§ **Data items**
--

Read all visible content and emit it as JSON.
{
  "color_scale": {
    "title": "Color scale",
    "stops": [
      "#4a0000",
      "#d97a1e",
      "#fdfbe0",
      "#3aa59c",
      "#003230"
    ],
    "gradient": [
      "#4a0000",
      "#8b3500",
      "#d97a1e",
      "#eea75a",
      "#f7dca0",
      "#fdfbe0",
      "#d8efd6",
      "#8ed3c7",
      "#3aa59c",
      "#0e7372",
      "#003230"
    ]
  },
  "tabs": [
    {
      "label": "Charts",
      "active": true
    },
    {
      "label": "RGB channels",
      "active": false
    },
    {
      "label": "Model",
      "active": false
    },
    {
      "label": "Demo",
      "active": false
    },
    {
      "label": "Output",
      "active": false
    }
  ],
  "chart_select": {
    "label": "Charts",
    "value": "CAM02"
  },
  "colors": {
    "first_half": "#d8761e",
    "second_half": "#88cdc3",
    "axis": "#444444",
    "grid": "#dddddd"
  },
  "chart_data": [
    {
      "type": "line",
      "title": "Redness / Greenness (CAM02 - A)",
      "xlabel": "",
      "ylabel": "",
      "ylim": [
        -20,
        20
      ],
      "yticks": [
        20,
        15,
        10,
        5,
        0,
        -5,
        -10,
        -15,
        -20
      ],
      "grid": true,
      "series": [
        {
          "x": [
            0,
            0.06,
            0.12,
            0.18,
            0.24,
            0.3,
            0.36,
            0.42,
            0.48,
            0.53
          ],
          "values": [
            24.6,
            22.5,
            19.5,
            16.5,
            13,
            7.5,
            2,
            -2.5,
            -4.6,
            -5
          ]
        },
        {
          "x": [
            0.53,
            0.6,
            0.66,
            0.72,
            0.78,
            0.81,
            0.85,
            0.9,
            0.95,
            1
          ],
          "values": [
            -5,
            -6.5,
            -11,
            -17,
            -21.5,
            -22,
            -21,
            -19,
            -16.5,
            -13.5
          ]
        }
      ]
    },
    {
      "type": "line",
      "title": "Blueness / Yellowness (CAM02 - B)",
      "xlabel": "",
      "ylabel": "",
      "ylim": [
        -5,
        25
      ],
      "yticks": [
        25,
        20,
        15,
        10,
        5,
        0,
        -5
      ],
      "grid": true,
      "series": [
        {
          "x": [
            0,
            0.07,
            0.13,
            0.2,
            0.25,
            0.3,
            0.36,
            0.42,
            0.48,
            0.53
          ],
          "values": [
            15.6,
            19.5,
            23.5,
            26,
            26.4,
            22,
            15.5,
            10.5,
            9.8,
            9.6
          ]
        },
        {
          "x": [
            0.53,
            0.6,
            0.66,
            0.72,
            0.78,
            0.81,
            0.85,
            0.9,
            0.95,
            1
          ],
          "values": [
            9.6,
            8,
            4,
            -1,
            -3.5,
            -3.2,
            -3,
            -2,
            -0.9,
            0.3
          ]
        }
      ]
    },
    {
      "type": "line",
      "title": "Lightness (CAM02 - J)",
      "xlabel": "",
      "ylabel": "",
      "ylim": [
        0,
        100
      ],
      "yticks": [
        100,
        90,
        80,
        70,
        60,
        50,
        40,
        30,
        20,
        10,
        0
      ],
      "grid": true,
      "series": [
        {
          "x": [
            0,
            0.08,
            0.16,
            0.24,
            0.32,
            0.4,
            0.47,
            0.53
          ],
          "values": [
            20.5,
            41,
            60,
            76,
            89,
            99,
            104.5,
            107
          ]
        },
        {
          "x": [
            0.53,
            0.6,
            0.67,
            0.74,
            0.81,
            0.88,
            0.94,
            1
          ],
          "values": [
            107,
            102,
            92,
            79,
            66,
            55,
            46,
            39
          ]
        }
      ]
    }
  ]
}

--

Write all of the records out again exactly.

§ **Full output**
Read all visible content and emit it as JSON.
{
  "color_scale": {
    "title": "Color scale",
    "stops": [
      "#4a0000",
      "#d97a1e",
      "#fdfbe0",
      "#3aa59c",
      "#003230"
    ],
    "gradient": [
      "#4a0000",
      "#8b3500",
      "#d97a1e",
      "#eea75a",
      "#f7dca0",
      "#fdfbe0",
      "#d8efd6",
      "#8ed3c7",
      "#3aa59c",
      "#0e7372",
      "#003230"
    ]
  },
  "tabs": [
    {
      "label": "Charts",
      "active": true
    },
    {
      "label": "RGB channels",
      "active": false
    },
    {
      "label": "Model",
      "active": false
    },
    {
      "label": "Demo",
      "active": false
    },
    {
      "label": "Output",
      "active": false
    }
  ],
  "chart_select": {
    "label": "Charts",
    "value": "CAM02"
  },
  "colors": {
    "first_half": "#d8761e",
    "second_half": "#88cdc3",
    "axis": "#444444",
    "grid": "#dddddd"
  },
  "chart_data": [
    {
      "type": "line",
      "title": "Redness / Greenness (CAM02 - A)",
      "xlabel": "",
      "ylabel": "",
      "ylim": [
        -20,
        20
      ],
      "yticks": [
        20,
        15,
        10,
        5,
        0,
        -5,
        -10,
        -15,
        -20
      ],
      "grid": true,
      "series": [
        {
          "x": [
            0,
            0.06,
            0.12,
            0.18,
            0.24,
            0.3,
            0.36,
            0.42,
            0.48,
            0.53
          ],
          "values": [
            24.6,
            22.5,
            19.5,
            16.5,
            13,
            7.5,
            2,
            -2.5,
            -4.6,
            -5
          ]
        },
        {
          "x": [
            0.53,
            0.6,
            0.66,
            0.72,
            0.78,
            0.81,
            0.85,
            0.9,
            0.95,
            1
          ],
          "values": [
            -5,
            -6.5,
            -11,
            -17,
            -21.5,
            -22,
            -21,
            -19,
            -16.5,
            -13.5
          ]
        }
      ]
    },
    {
      "type": "line",
      "title": "Blueness / Yellowness (CAM02 - B)",
      "xlabel": "",
      "ylabel": "",
      "ylim": [
        -5,
        25
      ],
      "yticks": [
        25,
        20,
        15,
        10,
        5,
        0,
        -5
      ],
      "grid": true,
      "series": [
        {
          "x": [
            0,
            0.07,
            0.13,
            0.2,
            0.25,
            0.3,
            0.36,
            0.42,
            0.48,
            0.53
          ],
          "values": [
            15.6,
            19.5,
            23.5,
            26,
            26.4,
            22,
            15.5,
            10.5,
            9.8,
            9.6
          ]
        },
        {
          "x": [
            0.53,
            0.6,
            0.66,
            0.72,
            0.78,
            0.81,
            0.85,
            0.9,
            0.95,
            1
          ],
          "values": [
            9.6,
            8,
            4,
            -1,
            -3.5,
            -3.2,
            -3,
            -2,
            -0.9,
            0.3
          ]
        }
      ]
    },
    {
      "type": "line",
      "title": "Lightness (CAM02 - J)",
      "xlabel": "",
      "ylabel": "",
      "ylim": [
        0,
        100
      ],
      "yticks": [
        100,
        90,
        80,
        70,
        60,
        50,
        40,
        30,
        20,
        10,
        0
      ],
      "grid": true,
      "series": [
        {
          "x": [
            0,
            0.08,
            0.16,
            0.24,
            0.32,
            0.4,
            0.47,
            0.53
          ],
          "values": [
            20.5,
            41,
            60,
            76,
            89,
            99,
            104.5,
            107
          ]
        },
        {
          "x": [
            0.53,
            0.6,
            0.67,
            0.74,
            0.81,
            0.88,
            0.94,
            1
          ],
          "values": [
            107,
            102,
            92,
            79,
            66,
            55,
            46,
            39
          ]
        }
      ]
    }
  ]
}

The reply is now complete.